Reproduce each line from the records that holds "description".

▶

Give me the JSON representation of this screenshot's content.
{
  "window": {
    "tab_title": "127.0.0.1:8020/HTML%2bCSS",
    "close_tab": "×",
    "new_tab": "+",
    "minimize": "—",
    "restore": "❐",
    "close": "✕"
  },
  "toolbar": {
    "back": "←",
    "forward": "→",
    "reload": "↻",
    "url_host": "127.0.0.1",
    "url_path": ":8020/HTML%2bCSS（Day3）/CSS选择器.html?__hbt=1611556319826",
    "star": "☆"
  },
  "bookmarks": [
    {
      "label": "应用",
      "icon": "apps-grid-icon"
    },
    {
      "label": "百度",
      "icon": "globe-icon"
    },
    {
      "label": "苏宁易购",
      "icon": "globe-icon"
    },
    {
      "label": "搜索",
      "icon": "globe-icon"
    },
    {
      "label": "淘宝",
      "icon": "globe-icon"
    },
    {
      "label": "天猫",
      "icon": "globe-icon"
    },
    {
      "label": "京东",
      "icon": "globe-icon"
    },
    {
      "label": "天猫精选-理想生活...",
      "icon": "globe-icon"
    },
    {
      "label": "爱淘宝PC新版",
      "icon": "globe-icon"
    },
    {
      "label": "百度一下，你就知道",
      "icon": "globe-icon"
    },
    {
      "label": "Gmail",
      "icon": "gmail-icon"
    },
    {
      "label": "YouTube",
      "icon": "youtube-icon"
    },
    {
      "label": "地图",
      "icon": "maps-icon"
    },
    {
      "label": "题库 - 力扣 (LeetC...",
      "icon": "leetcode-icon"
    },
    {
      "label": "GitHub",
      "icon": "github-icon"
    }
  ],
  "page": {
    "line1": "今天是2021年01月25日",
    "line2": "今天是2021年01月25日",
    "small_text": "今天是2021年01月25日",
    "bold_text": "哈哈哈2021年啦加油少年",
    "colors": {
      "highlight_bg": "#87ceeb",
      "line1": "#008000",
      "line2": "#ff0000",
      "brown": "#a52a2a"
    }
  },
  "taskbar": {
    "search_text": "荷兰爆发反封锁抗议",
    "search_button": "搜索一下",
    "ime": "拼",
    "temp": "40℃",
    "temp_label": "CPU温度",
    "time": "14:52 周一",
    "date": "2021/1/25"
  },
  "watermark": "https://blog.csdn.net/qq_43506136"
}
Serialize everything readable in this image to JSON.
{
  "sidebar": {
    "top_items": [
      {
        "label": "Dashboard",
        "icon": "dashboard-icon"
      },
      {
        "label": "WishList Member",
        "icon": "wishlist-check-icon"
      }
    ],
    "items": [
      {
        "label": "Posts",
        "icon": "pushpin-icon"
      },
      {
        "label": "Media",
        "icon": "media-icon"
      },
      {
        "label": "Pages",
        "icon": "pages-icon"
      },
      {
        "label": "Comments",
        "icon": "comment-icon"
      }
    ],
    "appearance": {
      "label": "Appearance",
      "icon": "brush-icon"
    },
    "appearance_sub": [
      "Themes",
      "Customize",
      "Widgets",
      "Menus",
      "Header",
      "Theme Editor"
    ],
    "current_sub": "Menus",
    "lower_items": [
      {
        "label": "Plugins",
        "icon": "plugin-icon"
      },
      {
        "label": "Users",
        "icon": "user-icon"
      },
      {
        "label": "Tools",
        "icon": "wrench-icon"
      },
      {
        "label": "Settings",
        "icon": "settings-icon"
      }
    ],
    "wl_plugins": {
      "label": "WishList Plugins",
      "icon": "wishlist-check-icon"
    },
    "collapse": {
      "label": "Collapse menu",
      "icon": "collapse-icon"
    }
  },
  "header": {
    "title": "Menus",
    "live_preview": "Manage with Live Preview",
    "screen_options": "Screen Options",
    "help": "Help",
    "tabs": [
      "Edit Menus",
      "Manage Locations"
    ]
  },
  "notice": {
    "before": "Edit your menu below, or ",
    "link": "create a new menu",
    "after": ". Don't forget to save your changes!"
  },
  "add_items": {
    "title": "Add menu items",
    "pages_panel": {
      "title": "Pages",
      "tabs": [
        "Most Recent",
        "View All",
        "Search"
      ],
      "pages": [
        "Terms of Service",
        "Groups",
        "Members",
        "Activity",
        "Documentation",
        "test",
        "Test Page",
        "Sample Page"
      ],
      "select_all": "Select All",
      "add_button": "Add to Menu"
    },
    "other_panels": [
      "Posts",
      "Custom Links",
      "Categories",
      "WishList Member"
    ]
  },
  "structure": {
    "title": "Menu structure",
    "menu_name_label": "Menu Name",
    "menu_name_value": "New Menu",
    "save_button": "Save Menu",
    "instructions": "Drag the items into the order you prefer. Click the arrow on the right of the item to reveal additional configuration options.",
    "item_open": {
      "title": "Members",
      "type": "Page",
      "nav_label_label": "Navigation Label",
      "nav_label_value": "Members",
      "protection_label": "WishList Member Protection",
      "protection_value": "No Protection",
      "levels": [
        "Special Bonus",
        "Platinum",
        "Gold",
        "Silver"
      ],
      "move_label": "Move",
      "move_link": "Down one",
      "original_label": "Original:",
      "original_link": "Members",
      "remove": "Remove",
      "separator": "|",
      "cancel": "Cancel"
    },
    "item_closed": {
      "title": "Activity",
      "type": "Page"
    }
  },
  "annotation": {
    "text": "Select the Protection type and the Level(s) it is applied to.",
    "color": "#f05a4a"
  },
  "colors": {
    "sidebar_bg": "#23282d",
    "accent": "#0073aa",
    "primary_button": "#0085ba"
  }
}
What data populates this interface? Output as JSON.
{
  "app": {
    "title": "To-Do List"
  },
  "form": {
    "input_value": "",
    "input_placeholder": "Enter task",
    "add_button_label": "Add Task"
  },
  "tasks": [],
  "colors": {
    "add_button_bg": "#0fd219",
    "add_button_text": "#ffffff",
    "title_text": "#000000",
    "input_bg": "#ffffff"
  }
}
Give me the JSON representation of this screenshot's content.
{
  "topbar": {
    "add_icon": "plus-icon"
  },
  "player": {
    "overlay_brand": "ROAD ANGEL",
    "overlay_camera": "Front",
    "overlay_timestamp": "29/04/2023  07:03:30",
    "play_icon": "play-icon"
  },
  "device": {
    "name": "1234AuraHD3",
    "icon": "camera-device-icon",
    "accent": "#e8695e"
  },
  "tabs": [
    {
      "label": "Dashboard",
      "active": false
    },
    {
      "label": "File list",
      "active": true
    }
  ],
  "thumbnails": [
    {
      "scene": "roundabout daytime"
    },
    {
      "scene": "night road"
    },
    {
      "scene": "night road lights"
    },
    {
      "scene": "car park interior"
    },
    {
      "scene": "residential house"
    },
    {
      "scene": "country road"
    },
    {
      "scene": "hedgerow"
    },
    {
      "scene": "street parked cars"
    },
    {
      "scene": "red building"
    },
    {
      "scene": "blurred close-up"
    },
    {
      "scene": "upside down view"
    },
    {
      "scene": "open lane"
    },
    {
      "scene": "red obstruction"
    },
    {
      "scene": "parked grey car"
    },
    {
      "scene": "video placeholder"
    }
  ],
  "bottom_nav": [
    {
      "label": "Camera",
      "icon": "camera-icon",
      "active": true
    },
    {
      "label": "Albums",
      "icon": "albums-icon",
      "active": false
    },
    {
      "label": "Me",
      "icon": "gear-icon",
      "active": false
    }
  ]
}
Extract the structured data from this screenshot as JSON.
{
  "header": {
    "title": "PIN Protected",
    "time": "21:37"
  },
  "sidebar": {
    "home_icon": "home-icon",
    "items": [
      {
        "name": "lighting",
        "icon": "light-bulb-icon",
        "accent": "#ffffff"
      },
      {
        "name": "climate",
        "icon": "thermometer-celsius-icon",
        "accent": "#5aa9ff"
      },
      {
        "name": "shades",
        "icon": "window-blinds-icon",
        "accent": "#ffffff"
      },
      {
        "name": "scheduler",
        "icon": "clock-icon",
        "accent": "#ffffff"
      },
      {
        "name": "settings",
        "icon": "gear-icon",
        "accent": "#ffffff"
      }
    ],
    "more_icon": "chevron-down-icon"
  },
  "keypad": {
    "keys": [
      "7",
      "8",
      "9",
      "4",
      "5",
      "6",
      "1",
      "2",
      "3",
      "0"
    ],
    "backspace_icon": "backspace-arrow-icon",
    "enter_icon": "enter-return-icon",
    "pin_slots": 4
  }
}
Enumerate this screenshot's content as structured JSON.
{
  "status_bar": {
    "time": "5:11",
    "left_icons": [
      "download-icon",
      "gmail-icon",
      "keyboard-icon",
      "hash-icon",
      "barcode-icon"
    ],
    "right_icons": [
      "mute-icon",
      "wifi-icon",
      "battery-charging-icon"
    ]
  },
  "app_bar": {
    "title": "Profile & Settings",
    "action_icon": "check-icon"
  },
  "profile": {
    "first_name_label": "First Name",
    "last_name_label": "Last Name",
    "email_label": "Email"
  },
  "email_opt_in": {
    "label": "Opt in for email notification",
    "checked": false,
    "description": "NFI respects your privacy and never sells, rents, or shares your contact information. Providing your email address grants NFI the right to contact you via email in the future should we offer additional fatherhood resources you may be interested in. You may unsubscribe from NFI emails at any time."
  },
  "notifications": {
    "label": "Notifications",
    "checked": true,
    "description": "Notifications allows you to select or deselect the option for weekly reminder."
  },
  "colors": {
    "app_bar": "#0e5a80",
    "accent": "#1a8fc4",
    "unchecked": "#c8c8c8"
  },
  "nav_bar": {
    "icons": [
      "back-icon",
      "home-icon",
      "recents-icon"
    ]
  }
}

◀

__Response for this exercise__:
    "description": "NFI respects your privacy and never sells, rents, or shares your contact information. Providing your email address grants NFI the right to contact you via email in the future should we offer additional fatherhood resources you may be interested in. You may unsubscribe from NFI emails at any time."
    "description": "Notifications allows you to select or deselect the option for weekly reminder."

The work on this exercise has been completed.